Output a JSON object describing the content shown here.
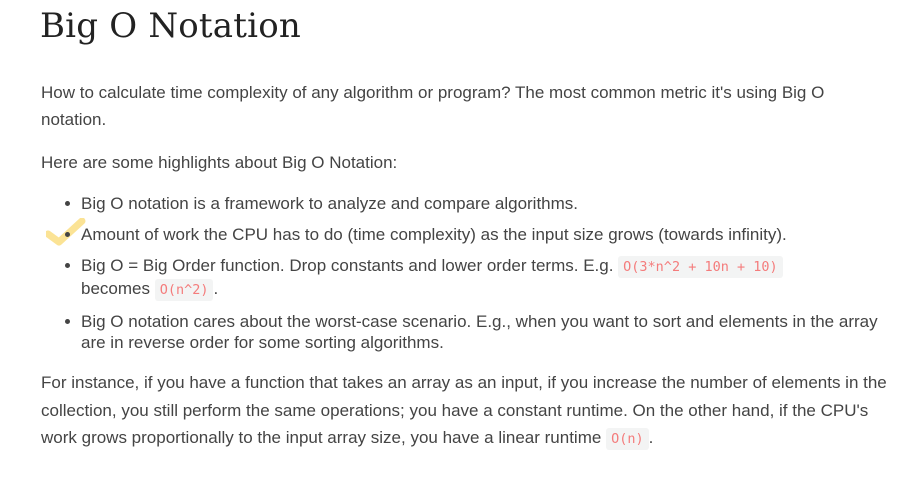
{
  "title": "Big O Notation",
  "intro": "How to calculate time complexity of any algorithm or program? The most common metric it's using Big O notation.",
  "highlights_intro": "Here are some highlights about Big O Notation:",
  "bullets": [
    {
      "text": "Big O notation is a framework to analyze and compare algorithms."
    },
    {
      "text": "Amount of work the CPU has to do (time complexity) as the input size grows (towards infinity)."
    },
    {
      "text_before": "Big O = Big Order function. Drop constants and lower order terms. E.g. ",
      "code1": "O(3*n^2 + 10n + 10)",
      "text_mid": " becomes ",
      "code2": "O(n^2)",
      "text_after": "."
    },
    {
      "text": "Big O notation cares about the worst-case scenario. E.g., when you want to sort and elements in the array are in reverse order for some sorting algorithms."
    }
  ],
  "closing": {
    "text": "For instance, if you have a function that takes an array as an input, if you increase the number of elements in the collection, you still perform the same operations; you have a constant runtime. On the other hand, if the CPU's work grows proportionally to the input array size, you have a linear runtime ",
    "code": "O(n)",
    "after": "."
  },
  "colors": {
    "text": "#444444",
    "code": "#f47c7c",
    "code_bg": "#f3f4f4",
    "checkmark": "#fbe08a"
  }
}
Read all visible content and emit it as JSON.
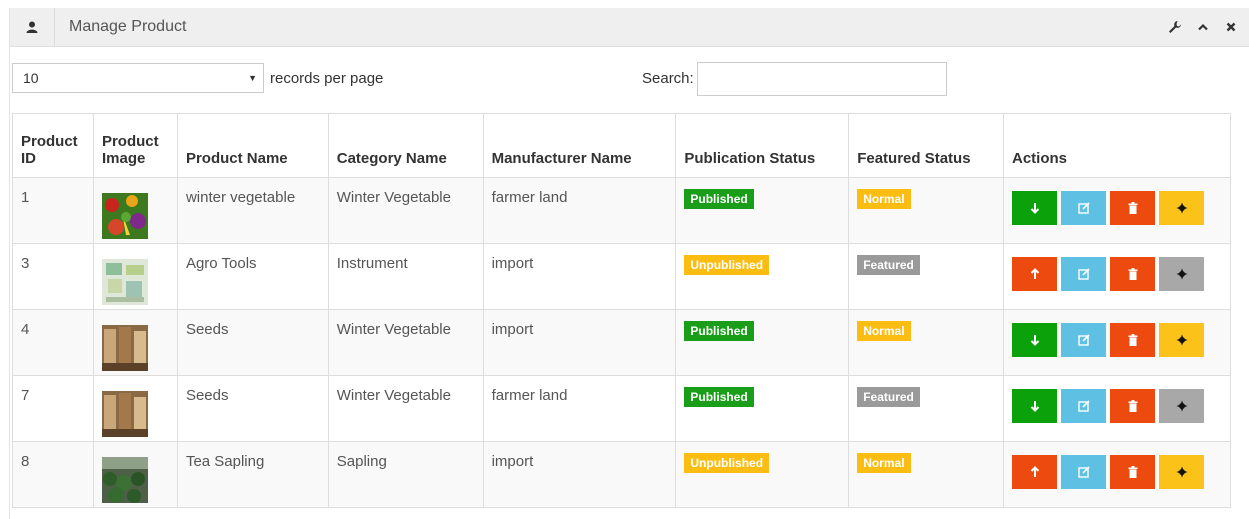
{
  "header": {
    "title": "Manage Product"
  },
  "controls": {
    "page_size": "10",
    "records_per_page_label": "records per page",
    "search_label": "Search:",
    "search_value": ""
  },
  "table": {
    "columns": {
      "id_line1": "Product",
      "id_line2": "ID",
      "image_line1": "Product",
      "image_line2": "Image",
      "name": "Product Name",
      "category": "Category Name",
      "manufacturer": "Manufacturer Name",
      "publication": "Publication Status",
      "featured": "Featured Status",
      "actions": "Actions"
    },
    "rows": [
      {
        "id": "1",
        "name": "winter vegetable",
        "category": "Winter Vegetable",
        "manufacturer": "farmer land",
        "publication": "Published",
        "featured": "Normal"
      },
      {
        "id": "3",
        "name": "Agro Tools",
        "category": "Instrument",
        "manufacturer": "import",
        "publication": "Unpublished",
        "featured": "Featured"
      },
      {
        "id": "4",
        "name": "Seeds",
        "category": "Winter Vegetable",
        "manufacturer": "import",
        "publication": "Published",
        "featured": "Normal"
      },
      {
        "id": "7",
        "name": "Seeds",
        "category": "Winter Vegetable",
        "manufacturer": "farmer land",
        "publication": "Published",
        "featured": "Featured"
      },
      {
        "id": "8",
        "name": "Tea Sapling",
        "category": "Sapling",
        "manufacturer": "import",
        "publication": "Unpublished",
        "featured": "Normal"
      }
    ]
  },
  "colors": {
    "published": "#1a9e1a",
    "unpublished": "#fcbd13",
    "normal": "#fcbd13",
    "featured": "#9a9a9a",
    "btn_unpublish": "#0ba10b",
    "btn_publish": "#ec4a0e",
    "btn_edit": "#5ec0e3",
    "btn_delete": "#ec4a0e",
    "btn_feature_on": "#fbc31a",
    "btn_feature_off": "#a8a8a8"
  },
  "icons": [
    "user-icon",
    "wrench-icon",
    "chevron-up-icon",
    "close-icon",
    "arrow-down-icon",
    "arrow-up-icon",
    "edit-icon",
    "trash-icon",
    "star-icon"
  ]
}
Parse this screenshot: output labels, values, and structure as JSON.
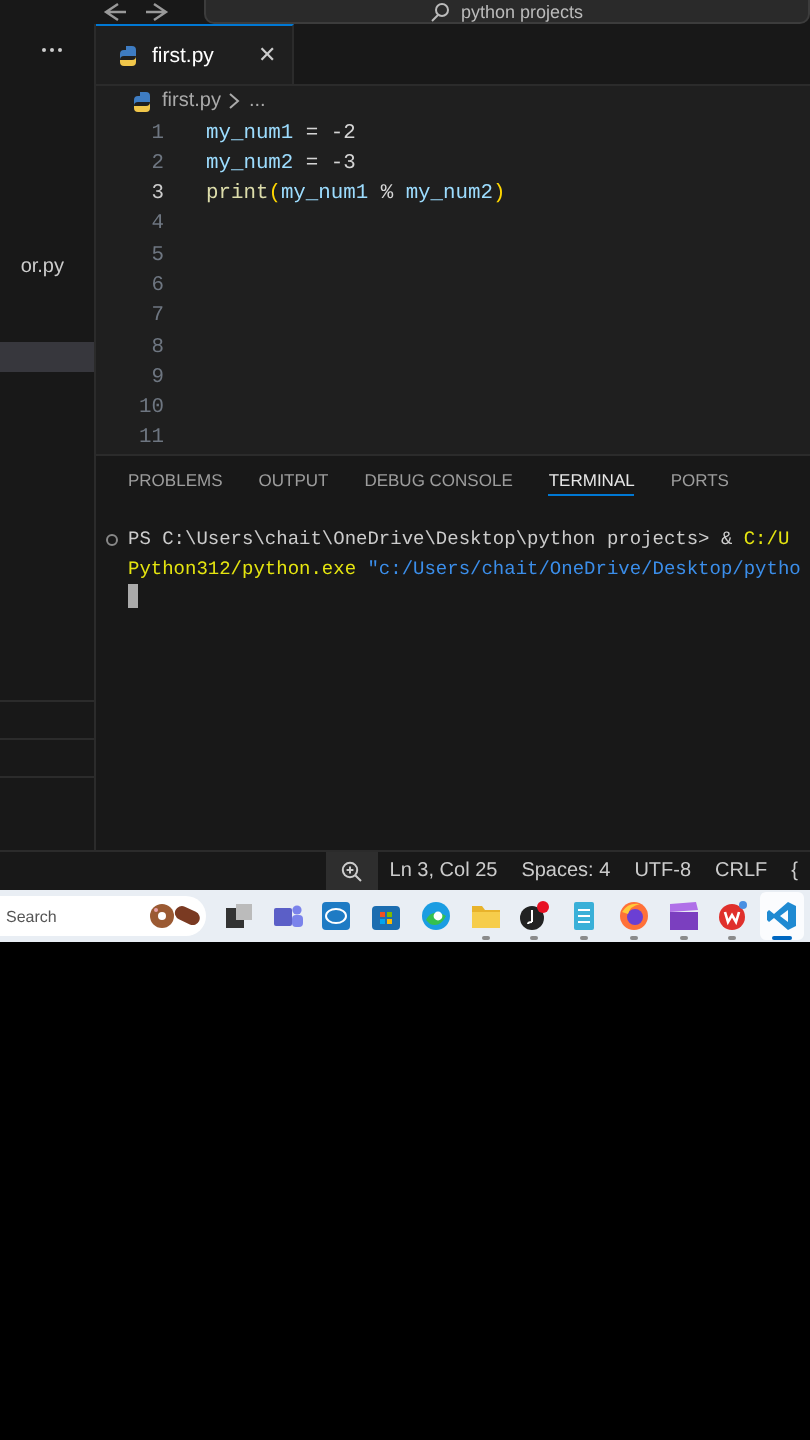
{
  "title_bar": {
    "search": "python projects"
  },
  "sidebar": {
    "items": [
      {
        "label": "or.py",
        "selected": false
      },
      {
        "selected": true
      }
    ]
  },
  "editor": {
    "tabs": [
      {
        "label": "first.py",
        "selected": true,
        "close": "✕"
      }
    ],
    "breadcrumb": {
      "file": "first.py",
      "rest": "..."
    },
    "lines": [
      {
        "number": "1",
        "current": false,
        "tokens": [
          {
            "text": "my_num1",
            "kind": "variable"
          },
          {
            "text": " = ",
            "kind": "operator"
          },
          {
            "text": "-2",
            "kind": "number"
          }
        ]
      },
      {
        "number": "2",
        "current": false,
        "tokens": [
          {
            "text": "my_num2",
            "kind": "variable"
          },
          {
            "text": " = ",
            "kind": "operator"
          },
          {
            "text": "-3",
            "kind": "number"
          }
        ]
      },
      {
        "number": "3",
        "current": true,
        "tokens": [
          {
            "text": "print",
            "kind": "function"
          },
          {
            "text": "(",
            "kind": "bracket"
          },
          {
            "text": "my_num1",
            "kind": "variable"
          },
          {
            "text": " % ",
            "kind": "operator"
          },
          {
            "text": "my_num2",
            "kind": "variable"
          },
          {
            "text": ")",
            "kind": "bracket"
          }
        ]
      },
      {
        "number": "4",
        "current": false
      },
      {
        "number": "5",
        "current": false
      },
      {
        "number": "6",
        "current": false
      },
      {
        "number": "7",
        "current": false
      },
      {
        "number": "8",
        "current": false
      },
      {
        "number": "9",
        "current": false
      },
      {
        "number": "10",
        "current": false
      },
      {
        "number": "11",
        "current": false
      }
    ]
  },
  "panel": {
    "tabs": [
      {
        "label": "PROBLEMS",
        "selected": false
      },
      {
        "label": "OUTPUT",
        "selected": false
      },
      {
        "label": "DEBUG CONSOLE",
        "selected": false
      },
      {
        "label": "TERMINAL",
        "selected": true
      },
      {
        "label": "PORTS",
        "selected": false
      }
    ],
    "terminal": [
      [
        {
          "text": "PS C:\\Users\\chait\\OneDrive\\Desktop\\python projects> & ",
          "kind": "plain"
        },
        {
          "text": "C:/U",
          "kind": "command"
        }
      ],
      [
        {
          "text": "Python312/python.exe",
          "kind": "command"
        },
        {
          "text": "\"c:/Users/chait/OneDrive/Desktop/pytho",
          "kind": "string"
        }
      ]
    ]
  },
  "status_bar": {
    "items": [
      "Ln 3, Col 25",
      "Spaces: 4",
      "UTF-8",
      "CRLF",
      "{"
    ]
  },
  "taskbar": {
    "search": "Search",
    "apps": [
      {
        "kind": "taskview",
        "running": false,
        "selected": false
      },
      {
        "kind": "teams",
        "running": false,
        "selected": false
      },
      {
        "kind": "dell",
        "running": false,
        "selected": false
      },
      {
        "kind": "store",
        "running": false,
        "selected": false
      },
      {
        "kind": "edge",
        "running": false,
        "selected": false
      },
      {
        "kind": "folder",
        "running": true,
        "selected": false
      },
      {
        "kind": "music",
        "running": true,
        "selected": false
      },
      {
        "kind": "notepad",
        "running": true,
        "selected": false
      },
      {
        "kind": "firefox",
        "running": true,
        "selected": false
      },
      {
        "kind": "clapper",
        "running": true,
        "selected": false
      },
      {
        "kind": "wps",
        "running": true,
        "selected": false
      },
      {
        "kind": "vscode",
        "running": true,
        "selected": true
      }
    ]
  }
}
^^^^^^^^
**Short problem**
Output all of the data exactly as it stands, minus any images.

**Finished task**
Output a JSON object describing the content shown here.
{
  "title": "Big O Notation",
  "intro": "How to calculate time complexity of any algorithm or program? The most common metric it's using Big O notation.",
  "highlights_intro": "Here are some highlights about Big O Notation:",
  "bullets": [
    {
      "text": "Big O notation is a framework to analyze and compare algorithms."
    },
    {
      "text": "Amount of work the CPU has to do (time complexity) as the input size grows (towards infinity)."
    },
    {
      "text_before": "Big O = Big Order function. Drop constants and lower order terms. E.g. ",
      "code1": "O(3*n^2 + 10n + 10)",
      "text_mid": " becomes ",
      "code2": "O(n^2)",
      "text_after": "."
    },
    {
      "text": "Big O notation cares about the worst-case scenario. E.g., when you want to sort and elements in the array are in reverse order for some sorting algorithms."
    }
  ],
  "closing": {
    "text": "For instance, if you have a function that takes an array as an input, if you increase the number of elements in the collection, you still perform the same operations; you have a constant runtime. On the other hand, if the CPU's work grows proportionally to the input array size, you have a linear runtime ",
    "code": "O(n)",
    "after": "."
  },
  "colors": {
    "text": "#444444",
    "code": "#f47c7c",
    "code_bg": "#f3f4f4",
    "checkmark": "#fbe08a"
  }
}
Read all visible content and emit it as JSON.
{
  "header": {
    "title": "Manage Product"
  },
  "controls": {
    "page_size": "10",
    "records_per_page_label": "records per page",
    "search_label": "Search:",
    "search_value": ""
  },
  "table": {
    "columns": {
      "id_line1": "Product",
      "id_line2": "ID",
      "image_line1": "Product",
      "image_line2": "Image",
      "name": "Product Name",
      "category": "Category Name",
      "manufacturer": "Manufacturer Name",
      "publication": "Publication Status",
      "featured": "Featured Status",
      "actions": "Actions"
    },
    "rows": [
      {
        "id": "1",
        "name": "winter vegetable",
        "category": "Winter Vegetable",
        "manufacturer": "farmer land",
        "publication": "Published",
        "featured": "Normal"
      },
      {
        "id": "3",
        "name": "Agro Tools",
        "category": "Instrument",
        "manufacturer": "import",
        "publication": "Unpublished",
        "featured": "Featured"
      },
      {
        "id": "4",
        "name": "Seeds",
        "category": "Winter Vegetable",
        "manufacturer": "import",
        "publication": "Published",
        "featured": "Normal"
      },
      {
        "id": "7",
        "name": "Seeds",
        "category": "Winter Vegetable",
        "manufacturer": "farmer land",
        "publication": "Published",
        "featured": "Featured"
      },
      {
        "id": "8",
        "name": "Tea Sapling",
        "category": "Sapling",
        "manufacturer": "import",
        "publication": "Unpublished",
        "featured": "Normal"
      }
    ]
  },
  "colors": {
    "published": "#1a9e1a",
    "unpublished": "#fcbd13",
    "normal": "#fcbd13",
    "featured": "#9a9a9a",
    "btn_unpublish": "#0ba10b",
    "btn_publish": "#ec4a0e",
    "btn_edit": "#5ec0e3",
    "btn_delete": "#ec4a0e",
    "btn_feature_on": "#fbc31a",
    "btn_feature_off": "#a8a8a8"
  },
  "icons": [
    "user-icon",
    "wrench-icon",
    "chevron-up-icon",
    "close-icon",
    "arrow-down-icon",
    "arrow-up-icon",
    "edit-icon",
    "trash-icon",
    "star-icon"
  ]
}
Parse this screenshot: output labels, values, and structure as JSON.
{
  "title_bar": {
    "search": "python projects"
  },
  "sidebar": {
    "items": [
      {
        "label": "or.py",
        "selected": false
      },
      {
        "selected": true
      }
    ]
  },
  "editor": {
    "tabs": [
      {
        "label": "first.py",
        "selected": true,
        "close": "✕"
      }
    ],
    "breadcrumb": {
      "file": "first.py",
      "rest": "..."
    },
    "lines": [
      {
        "number": "1",
        "current": false,
        "tokens": [
          {
            "text": "my_num1",
            "kind": "variable"
          },
          {
            "text": " = ",
            "kind": "operator"
          },
          {
            "text": "-2",
            "kind": "number"
          }
        ]
      },
      {
        "number": "2",
        "current": false,
        "tokens": [
          {
            "text": "my_num2",
            "kind": "variable"
          },
          {
            "text": " = ",
            "kind": "operator"
          },
          {
            "text": "-3",
            "kind": "number"
          }
        ]
      },
      {
        "number": "3",
        "current": true,
        "tokens": [
          {
            "text": "print",
            "kind": "function"
          },
          {
            "text": "(",
            "kind": "bracket"
          },
          {
            "text": "my_num1",
            "kind": "variable"
          },
          {
            "text": " % ",
            "kind": "operator"
          },
          {
            "text": "my_num2",
            "kind": "variable"
          },
          {
            "text": ")",
            "kind": "bracket"
          }
        ]
      },
      {
        "number": "4",
        "current": false
      },
      {
        "number": "5",
        "current": false
      },
      {
        "number": "6",
        "current": false
      },
      {
        "number": "7",
        "current": false
      },
      {
        "number": "8",
        "current": false
      },
      {
        "number": "9",
        "current": false
      },
      {
        "number": "10",
        "current": false
      },
      {
        "number": "11",
        "current": false
      }
    ]
  },
  "panel": {
    "tabs": [
      {
        "label": "PROBLEMS",
        "selected": false
      },
      {
        "label": "OUTPUT",
        "selected": false
      },
      {
        "label": "DEBUG CONSOLE",
        "selected": false
      },
      {
        "label": "TERMINAL",
        "selected": true
      },
      {
        "label": "PORTS",
        "selected": false
      }
    ],
    "terminal": [
      [
        {
          "text": "PS C:\\Users\\chait\\OneDrive\\Desktop\\python projects> & ",
          "kind": "plain"
        },
        {
          "text": "C:/U",
          "kind": "command"
        }
      ],
      [
        {
          "text": "Python312/python.exe",
          "kind": "command"
        },
        {
          "text": "\"c:/Users/chait/OneDrive/Desktop/pytho",
          "kind": "string"
        }
      ]
    ]
  },
  "status_bar": {
    "items": [
      "Ln 3, Col 25",
      "Spaces: 4",
      "UTF-8",
      "CRLF",
      "{"
    ]
  },
  "taskbar": {
    "search": "Search",
    "apps": [
      {
        "kind": "taskview",
        "running": false,
        "selected": false
      },
      {
        "kind": "teams",
        "running": false,
        "selected": false
      },
      {
        "kind": "dell",
        "running": false,
        "selected": false
      },
      {
        "kind": "store",
        "running": false,
        "selected": false
      },
      {
        "kind": "edge",
        "running": false,
        "selected": false
      },
      {
        "kind": "folder",
        "running": true,
        "selected": false
      },
      {
        "kind": "music",
        "running": true,
        "selected": false
      },
      {
        "kind": "notepad",
        "running": true,
        "selected": false
      },
      {
        "kind": "firefox",
        "running": true,
        "selected": false
      },
      {
        "kind": "clapper",
        "running": true,
        "selected": false
      },
      {
        "kind": "wps",
        "running": true,
        "selected": false
      },
      {
        "kind": "vscode",
        "running": true,
        "selected": true
      }
    ]
  }
}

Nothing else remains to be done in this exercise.